▶ Short task
Where does the string "content" appear? Copy every line of the entries below that holds it.

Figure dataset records
========================================================================
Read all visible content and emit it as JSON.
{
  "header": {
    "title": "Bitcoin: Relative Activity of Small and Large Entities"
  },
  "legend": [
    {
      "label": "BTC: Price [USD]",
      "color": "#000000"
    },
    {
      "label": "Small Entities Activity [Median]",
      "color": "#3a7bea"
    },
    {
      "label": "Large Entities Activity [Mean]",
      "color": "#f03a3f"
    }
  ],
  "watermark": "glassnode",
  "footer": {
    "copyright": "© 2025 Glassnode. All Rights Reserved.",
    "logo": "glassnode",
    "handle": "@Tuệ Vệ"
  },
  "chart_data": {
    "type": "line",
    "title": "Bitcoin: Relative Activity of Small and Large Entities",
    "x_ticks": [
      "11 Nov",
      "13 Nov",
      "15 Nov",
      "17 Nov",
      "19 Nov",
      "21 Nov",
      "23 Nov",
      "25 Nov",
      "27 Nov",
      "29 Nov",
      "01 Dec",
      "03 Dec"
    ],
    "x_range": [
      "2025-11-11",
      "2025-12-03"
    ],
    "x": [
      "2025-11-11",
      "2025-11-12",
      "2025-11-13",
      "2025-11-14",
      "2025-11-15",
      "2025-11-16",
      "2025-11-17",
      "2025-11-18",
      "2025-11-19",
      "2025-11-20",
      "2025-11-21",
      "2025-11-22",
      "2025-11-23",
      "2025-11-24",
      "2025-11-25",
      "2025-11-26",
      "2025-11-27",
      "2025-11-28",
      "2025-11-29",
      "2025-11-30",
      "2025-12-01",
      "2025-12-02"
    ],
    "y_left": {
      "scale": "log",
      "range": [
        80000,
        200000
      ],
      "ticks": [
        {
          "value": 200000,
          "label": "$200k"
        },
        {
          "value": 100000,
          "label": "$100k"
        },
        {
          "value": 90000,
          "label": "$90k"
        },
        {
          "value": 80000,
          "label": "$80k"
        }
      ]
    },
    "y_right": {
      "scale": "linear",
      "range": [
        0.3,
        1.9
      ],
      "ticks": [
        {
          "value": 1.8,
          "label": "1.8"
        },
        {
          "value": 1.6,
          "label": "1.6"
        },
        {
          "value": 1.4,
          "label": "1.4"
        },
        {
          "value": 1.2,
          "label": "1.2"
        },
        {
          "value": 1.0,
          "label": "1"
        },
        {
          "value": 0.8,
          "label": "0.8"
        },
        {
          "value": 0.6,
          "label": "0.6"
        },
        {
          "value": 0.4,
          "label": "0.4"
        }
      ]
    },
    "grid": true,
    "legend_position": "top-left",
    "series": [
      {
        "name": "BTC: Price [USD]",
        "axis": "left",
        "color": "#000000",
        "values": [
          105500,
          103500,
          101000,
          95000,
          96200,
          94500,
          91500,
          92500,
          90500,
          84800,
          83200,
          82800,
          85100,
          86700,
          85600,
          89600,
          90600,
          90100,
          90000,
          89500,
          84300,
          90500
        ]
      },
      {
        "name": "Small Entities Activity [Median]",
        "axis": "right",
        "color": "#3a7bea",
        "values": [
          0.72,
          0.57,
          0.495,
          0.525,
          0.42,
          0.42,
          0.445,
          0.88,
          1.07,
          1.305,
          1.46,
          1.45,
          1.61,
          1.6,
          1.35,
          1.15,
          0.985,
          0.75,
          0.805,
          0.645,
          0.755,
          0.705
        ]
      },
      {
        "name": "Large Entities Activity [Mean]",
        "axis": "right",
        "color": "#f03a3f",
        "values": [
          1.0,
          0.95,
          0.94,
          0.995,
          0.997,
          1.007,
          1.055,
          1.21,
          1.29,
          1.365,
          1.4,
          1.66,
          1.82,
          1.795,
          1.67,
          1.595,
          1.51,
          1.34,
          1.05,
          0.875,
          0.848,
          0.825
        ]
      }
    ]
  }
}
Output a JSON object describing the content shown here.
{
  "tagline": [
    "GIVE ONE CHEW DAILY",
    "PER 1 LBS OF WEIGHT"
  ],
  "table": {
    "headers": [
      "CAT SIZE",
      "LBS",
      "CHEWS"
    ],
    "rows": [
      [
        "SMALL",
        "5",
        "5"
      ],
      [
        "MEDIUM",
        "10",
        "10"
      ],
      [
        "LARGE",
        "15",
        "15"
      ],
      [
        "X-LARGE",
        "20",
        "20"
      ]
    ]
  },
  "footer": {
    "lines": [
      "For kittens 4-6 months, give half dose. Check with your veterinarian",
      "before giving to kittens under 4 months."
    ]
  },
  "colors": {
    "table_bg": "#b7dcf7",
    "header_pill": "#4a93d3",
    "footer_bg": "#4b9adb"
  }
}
========================================================================
▶ Solution
Read all visible content and emit it as JSON.
Output a JSON object describing the content shown here.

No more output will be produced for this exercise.